======== Dataset excerpts
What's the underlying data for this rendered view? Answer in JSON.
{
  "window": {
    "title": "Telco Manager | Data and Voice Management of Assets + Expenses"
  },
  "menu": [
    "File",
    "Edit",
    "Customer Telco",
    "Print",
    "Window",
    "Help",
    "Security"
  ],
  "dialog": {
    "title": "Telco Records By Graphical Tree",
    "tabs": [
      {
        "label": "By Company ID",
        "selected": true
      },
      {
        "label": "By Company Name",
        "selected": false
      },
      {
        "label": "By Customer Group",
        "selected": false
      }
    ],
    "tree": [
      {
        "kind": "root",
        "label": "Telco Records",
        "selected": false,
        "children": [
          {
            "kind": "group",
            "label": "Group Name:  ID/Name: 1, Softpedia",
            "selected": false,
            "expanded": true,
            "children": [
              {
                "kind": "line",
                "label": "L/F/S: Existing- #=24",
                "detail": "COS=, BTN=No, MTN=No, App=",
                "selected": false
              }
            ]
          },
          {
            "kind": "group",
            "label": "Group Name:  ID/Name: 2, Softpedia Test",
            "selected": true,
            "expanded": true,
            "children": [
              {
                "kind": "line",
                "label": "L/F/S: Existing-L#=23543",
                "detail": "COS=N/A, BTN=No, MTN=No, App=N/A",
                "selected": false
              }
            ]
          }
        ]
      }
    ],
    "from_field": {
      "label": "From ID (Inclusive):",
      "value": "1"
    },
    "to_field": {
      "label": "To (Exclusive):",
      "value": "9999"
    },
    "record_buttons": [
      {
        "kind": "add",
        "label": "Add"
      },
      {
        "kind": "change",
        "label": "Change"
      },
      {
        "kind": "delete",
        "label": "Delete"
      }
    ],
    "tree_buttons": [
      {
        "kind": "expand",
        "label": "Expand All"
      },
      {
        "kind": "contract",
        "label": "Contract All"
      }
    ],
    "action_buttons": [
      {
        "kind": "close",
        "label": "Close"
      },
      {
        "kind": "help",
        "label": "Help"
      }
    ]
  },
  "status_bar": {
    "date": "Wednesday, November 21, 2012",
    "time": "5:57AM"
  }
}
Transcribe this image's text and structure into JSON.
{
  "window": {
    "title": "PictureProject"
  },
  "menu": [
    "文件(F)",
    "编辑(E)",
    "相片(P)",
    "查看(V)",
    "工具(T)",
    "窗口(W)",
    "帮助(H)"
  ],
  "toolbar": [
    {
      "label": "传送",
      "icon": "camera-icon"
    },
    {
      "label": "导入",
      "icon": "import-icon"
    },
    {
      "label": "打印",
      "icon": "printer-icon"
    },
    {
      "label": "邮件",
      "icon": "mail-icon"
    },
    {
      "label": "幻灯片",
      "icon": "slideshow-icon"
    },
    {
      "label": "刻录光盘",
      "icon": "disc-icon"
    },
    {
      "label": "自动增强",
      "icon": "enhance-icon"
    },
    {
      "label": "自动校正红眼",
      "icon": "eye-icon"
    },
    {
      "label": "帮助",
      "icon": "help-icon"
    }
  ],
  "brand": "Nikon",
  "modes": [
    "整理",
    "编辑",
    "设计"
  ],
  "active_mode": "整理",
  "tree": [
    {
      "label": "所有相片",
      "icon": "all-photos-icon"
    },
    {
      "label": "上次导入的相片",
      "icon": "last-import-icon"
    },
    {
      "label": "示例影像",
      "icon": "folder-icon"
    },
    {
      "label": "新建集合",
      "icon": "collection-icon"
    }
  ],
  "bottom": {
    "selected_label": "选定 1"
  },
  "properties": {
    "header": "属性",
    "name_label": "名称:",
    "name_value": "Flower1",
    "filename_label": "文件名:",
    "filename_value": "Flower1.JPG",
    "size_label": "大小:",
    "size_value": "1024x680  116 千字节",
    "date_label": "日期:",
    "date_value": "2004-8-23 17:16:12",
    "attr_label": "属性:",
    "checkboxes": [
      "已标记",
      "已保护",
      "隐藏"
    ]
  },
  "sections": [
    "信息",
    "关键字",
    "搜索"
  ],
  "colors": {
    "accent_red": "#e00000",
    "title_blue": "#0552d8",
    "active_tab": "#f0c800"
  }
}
================
__Exercise goal__:
Select and copy each line from the data that includes the word "detail".

__Worked answer__:
                "detail": "COS=, BTN=No, MTN=No, App=",
                "detail": "COS=N/A, BTN=No, MTN=No, App=N/A",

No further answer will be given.